Entries with figure data:
⟨
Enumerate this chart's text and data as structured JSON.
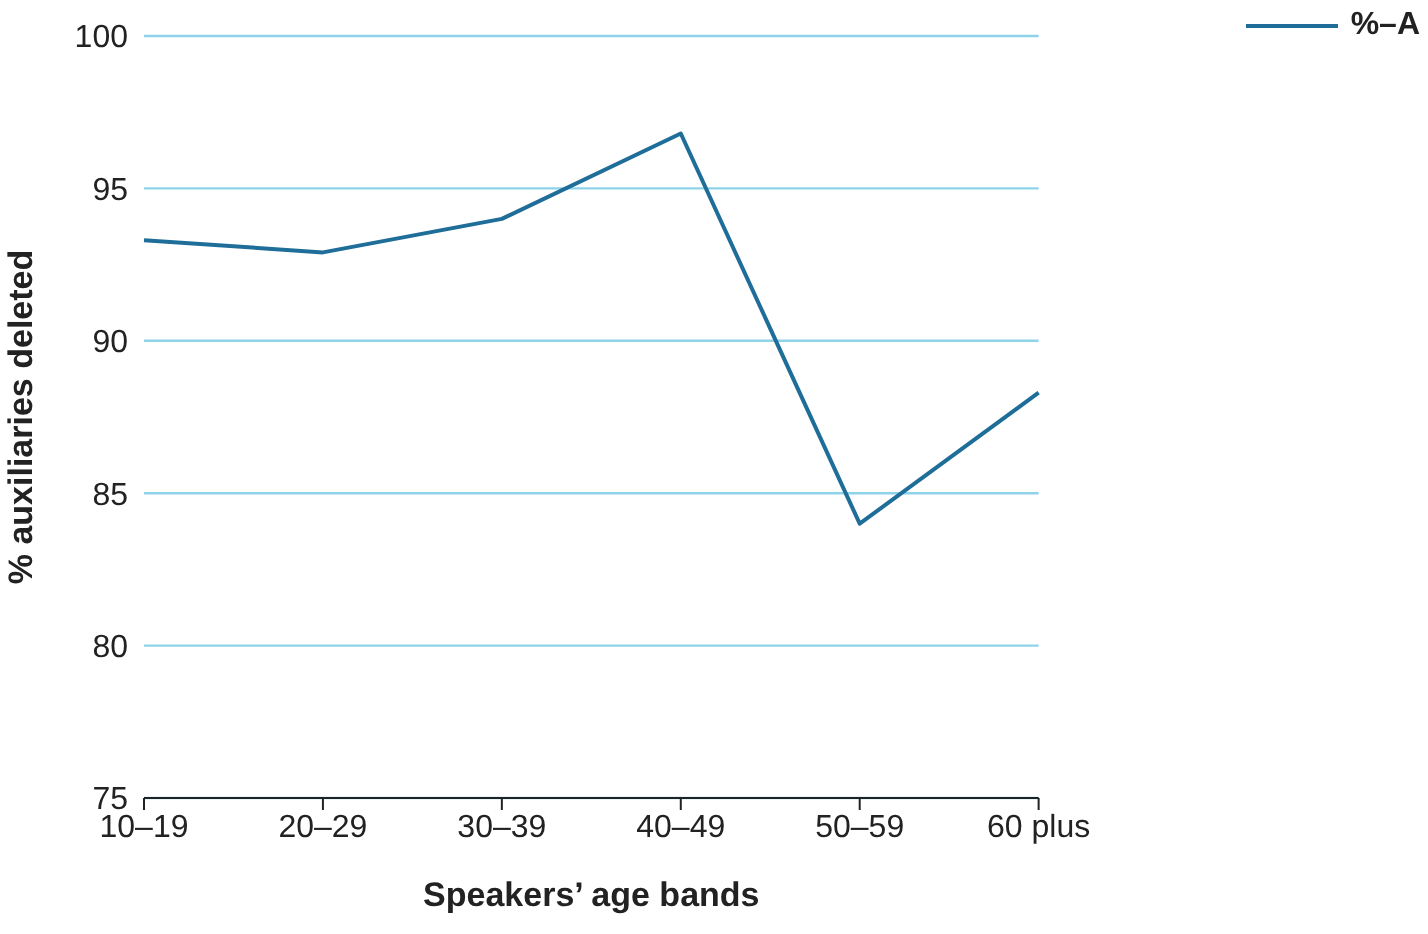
{
  "chart_data": {
    "type": "line",
    "xlabel": "Speakers’ age bands",
    "ylabel": "% auxiliaries deleted",
    "categories": [
      "10–19",
      "20–29",
      "30–39",
      "40–49",
      "50–59",
      "60 plus"
    ],
    "series": [
      {
        "name": "%–A",
        "color": "#1f6d99",
        "values": [
          93.3,
          92.9,
          94.0,
          96.8,
          84.0,
          88.3
        ]
      }
    ],
    "ylim": [
      75,
      100
    ],
    "yticks": [
      75,
      80,
      85,
      90,
      95,
      100
    ],
    "grid": "y",
    "legend": "top right",
    "marker": "none",
    "line_style": "solid"
  }
}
⟩
Work required ::
Every line above should be returned exactly; the pictures stay out.

Correct answer ::
Enumerate this chart's text and data as structured JSON.
{
  "chart_data": {
    "type": "line",
    "xlabel": "Speakers’ age bands",
    "ylabel": "% auxiliaries deleted",
    "categories": [
      "10–19",
      "20–29",
      "30–39",
      "40–49",
      "50–59",
      "60 plus"
    ],
    "series": [
      {
        "name": "%–A",
        "color": "#1f6d99",
        "values": [
          93.3,
          92.9,
          94.0,
          96.8,
          84.0,
          88.3
        ]
      }
    ],
    "ylim": [
      75,
      100
    ],
    "yticks": [
      75,
      80,
      85,
      90,
      95,
      100
    ],
    "grid": "y",
    "legend": "top right",
    "marker": "none",
    "line_style": "solid"
  }
}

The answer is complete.